- [PROBLEM TO SOLVE]
Count up the lines in the following listing that hold the word "install", then give only that count.
━━━━━ EXERCISE DATA
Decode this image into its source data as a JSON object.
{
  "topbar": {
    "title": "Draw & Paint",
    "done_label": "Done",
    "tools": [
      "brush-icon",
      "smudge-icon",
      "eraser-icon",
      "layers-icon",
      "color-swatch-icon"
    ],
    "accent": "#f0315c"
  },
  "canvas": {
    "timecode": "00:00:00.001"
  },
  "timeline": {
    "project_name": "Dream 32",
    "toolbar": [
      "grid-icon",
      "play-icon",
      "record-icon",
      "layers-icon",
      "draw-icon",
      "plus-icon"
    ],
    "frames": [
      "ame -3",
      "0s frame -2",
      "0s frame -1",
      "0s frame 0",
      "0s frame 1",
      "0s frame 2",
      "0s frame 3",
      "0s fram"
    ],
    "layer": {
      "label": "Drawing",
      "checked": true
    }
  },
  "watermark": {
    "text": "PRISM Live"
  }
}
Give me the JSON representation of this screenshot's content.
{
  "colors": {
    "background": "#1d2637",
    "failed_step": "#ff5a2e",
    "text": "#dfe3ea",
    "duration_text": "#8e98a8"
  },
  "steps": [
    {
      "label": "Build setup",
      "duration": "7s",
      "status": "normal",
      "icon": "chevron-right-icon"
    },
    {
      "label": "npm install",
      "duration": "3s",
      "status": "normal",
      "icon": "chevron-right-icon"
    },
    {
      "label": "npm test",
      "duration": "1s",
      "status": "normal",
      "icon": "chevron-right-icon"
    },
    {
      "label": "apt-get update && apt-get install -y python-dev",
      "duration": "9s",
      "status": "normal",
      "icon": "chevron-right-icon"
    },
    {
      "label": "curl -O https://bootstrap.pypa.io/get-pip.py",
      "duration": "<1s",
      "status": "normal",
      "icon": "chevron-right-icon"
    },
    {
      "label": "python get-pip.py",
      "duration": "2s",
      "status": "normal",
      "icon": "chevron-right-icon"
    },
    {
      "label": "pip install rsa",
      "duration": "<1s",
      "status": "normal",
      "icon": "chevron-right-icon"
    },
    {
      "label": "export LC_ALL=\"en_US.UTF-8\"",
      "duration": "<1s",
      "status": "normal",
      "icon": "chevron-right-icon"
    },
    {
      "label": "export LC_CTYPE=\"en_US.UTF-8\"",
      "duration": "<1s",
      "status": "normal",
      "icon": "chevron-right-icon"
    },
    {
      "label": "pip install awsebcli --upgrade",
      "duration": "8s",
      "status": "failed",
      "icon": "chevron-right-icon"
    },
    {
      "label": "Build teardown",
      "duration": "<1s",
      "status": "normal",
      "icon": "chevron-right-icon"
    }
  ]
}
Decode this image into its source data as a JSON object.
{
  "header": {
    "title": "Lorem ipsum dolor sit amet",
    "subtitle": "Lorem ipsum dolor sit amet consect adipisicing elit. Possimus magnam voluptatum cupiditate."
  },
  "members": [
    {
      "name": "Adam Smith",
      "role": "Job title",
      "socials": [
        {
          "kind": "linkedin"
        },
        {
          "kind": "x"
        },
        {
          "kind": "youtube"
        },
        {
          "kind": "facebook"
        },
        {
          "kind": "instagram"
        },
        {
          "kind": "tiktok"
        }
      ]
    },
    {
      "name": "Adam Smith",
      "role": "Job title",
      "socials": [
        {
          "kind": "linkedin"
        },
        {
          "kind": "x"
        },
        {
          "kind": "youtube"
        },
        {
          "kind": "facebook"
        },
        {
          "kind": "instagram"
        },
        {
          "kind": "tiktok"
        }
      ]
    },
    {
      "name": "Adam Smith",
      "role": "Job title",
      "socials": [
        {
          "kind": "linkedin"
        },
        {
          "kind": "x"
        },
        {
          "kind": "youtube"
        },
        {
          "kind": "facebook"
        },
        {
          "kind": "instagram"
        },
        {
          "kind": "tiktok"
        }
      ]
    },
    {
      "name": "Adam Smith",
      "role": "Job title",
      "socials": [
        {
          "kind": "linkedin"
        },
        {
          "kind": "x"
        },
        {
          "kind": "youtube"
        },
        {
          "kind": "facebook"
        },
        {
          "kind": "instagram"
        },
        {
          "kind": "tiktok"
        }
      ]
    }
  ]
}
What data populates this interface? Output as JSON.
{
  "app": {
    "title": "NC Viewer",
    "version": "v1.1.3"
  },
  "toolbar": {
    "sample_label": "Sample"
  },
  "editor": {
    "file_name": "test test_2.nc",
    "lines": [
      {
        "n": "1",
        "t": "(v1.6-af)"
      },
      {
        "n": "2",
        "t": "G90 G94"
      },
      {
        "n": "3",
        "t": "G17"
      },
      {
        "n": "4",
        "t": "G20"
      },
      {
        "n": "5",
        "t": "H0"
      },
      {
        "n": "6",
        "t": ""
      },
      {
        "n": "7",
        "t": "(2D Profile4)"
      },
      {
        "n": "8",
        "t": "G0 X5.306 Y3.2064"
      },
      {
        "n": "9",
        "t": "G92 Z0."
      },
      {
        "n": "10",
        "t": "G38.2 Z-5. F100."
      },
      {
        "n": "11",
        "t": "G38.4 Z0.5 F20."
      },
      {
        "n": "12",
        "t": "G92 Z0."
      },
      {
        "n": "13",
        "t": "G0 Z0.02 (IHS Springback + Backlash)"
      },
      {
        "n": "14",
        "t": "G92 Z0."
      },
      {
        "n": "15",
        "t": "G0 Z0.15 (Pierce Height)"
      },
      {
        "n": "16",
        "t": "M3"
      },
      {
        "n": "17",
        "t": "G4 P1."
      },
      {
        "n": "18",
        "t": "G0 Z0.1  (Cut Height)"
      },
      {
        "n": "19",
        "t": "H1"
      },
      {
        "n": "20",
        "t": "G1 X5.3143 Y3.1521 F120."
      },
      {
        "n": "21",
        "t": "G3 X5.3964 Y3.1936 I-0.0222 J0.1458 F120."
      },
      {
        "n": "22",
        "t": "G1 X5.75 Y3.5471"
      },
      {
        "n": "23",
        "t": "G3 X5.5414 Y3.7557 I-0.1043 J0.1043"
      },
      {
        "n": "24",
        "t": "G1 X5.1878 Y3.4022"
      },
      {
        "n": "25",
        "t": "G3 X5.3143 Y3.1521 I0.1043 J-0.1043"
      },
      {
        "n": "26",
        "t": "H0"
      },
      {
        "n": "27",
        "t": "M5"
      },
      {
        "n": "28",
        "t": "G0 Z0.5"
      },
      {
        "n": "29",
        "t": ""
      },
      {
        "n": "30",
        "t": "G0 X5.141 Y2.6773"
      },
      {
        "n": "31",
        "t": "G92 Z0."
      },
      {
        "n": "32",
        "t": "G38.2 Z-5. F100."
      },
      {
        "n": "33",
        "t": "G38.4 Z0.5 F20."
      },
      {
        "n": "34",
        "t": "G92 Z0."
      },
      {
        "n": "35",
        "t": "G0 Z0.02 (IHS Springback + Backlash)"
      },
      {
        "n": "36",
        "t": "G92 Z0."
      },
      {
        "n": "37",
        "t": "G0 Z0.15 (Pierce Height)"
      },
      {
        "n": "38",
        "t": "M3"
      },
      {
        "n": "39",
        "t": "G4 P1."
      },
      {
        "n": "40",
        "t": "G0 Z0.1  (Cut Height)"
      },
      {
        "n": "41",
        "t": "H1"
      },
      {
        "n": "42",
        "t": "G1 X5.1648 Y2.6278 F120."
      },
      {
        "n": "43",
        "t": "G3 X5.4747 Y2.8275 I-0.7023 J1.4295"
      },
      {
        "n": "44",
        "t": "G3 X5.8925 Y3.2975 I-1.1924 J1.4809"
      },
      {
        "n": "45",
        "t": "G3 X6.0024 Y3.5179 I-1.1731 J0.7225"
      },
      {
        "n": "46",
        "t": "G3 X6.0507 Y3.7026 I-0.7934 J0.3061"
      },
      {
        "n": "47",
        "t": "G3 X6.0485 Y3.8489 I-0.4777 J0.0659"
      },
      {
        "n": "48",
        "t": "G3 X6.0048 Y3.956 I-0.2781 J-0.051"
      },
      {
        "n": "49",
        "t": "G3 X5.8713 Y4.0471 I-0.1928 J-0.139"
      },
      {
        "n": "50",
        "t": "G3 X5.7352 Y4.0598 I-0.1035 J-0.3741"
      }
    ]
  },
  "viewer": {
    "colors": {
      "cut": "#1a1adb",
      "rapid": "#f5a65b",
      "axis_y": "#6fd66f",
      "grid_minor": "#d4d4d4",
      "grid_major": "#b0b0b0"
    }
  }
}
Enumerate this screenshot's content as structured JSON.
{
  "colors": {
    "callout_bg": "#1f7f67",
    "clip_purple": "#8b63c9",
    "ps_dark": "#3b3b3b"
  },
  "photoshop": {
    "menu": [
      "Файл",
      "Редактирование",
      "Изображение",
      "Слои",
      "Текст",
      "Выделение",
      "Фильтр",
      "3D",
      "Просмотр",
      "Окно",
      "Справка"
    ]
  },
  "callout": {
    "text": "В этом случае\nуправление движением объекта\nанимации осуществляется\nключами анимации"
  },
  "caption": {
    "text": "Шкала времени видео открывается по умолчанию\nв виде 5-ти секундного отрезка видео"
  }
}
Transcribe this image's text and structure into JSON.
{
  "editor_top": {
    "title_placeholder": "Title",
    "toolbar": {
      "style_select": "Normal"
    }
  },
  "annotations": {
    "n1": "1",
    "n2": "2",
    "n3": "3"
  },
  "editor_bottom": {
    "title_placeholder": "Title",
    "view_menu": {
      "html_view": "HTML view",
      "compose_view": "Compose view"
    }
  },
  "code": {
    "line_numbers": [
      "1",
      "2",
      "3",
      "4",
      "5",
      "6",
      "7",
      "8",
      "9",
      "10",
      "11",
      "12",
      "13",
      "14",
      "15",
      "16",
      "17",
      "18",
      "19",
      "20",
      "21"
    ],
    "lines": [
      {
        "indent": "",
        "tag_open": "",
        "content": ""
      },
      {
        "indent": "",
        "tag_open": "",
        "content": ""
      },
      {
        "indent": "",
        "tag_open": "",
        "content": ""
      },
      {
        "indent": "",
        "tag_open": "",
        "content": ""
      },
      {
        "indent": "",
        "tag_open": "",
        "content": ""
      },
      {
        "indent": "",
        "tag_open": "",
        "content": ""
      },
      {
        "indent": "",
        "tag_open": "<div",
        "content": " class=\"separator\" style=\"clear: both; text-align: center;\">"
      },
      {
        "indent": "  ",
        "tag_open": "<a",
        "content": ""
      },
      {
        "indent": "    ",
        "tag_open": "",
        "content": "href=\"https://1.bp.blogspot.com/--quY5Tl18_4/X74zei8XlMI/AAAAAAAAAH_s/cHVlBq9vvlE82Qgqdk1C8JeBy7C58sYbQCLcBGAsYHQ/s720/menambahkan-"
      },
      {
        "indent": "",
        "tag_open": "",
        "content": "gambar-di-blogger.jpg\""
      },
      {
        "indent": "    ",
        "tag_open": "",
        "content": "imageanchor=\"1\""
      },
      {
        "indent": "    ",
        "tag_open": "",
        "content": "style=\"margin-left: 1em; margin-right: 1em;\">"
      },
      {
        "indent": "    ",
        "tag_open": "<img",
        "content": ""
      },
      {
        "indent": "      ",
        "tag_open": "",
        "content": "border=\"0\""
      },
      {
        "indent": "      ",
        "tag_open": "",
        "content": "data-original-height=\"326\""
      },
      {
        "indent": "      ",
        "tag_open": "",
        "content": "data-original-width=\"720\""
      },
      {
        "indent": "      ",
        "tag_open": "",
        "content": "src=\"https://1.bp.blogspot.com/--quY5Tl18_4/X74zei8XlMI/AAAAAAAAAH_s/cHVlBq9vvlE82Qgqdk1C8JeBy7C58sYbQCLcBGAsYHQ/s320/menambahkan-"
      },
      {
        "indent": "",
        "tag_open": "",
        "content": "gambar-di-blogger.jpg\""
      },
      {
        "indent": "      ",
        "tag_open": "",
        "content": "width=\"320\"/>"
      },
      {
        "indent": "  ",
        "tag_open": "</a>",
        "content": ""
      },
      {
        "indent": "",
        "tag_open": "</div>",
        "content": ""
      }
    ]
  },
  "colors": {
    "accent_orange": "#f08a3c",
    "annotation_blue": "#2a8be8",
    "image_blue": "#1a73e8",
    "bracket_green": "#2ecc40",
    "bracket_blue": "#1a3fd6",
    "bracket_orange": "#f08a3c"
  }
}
━━━━━━━━━━
- [ANSWER TO THIS EXERCISE]
4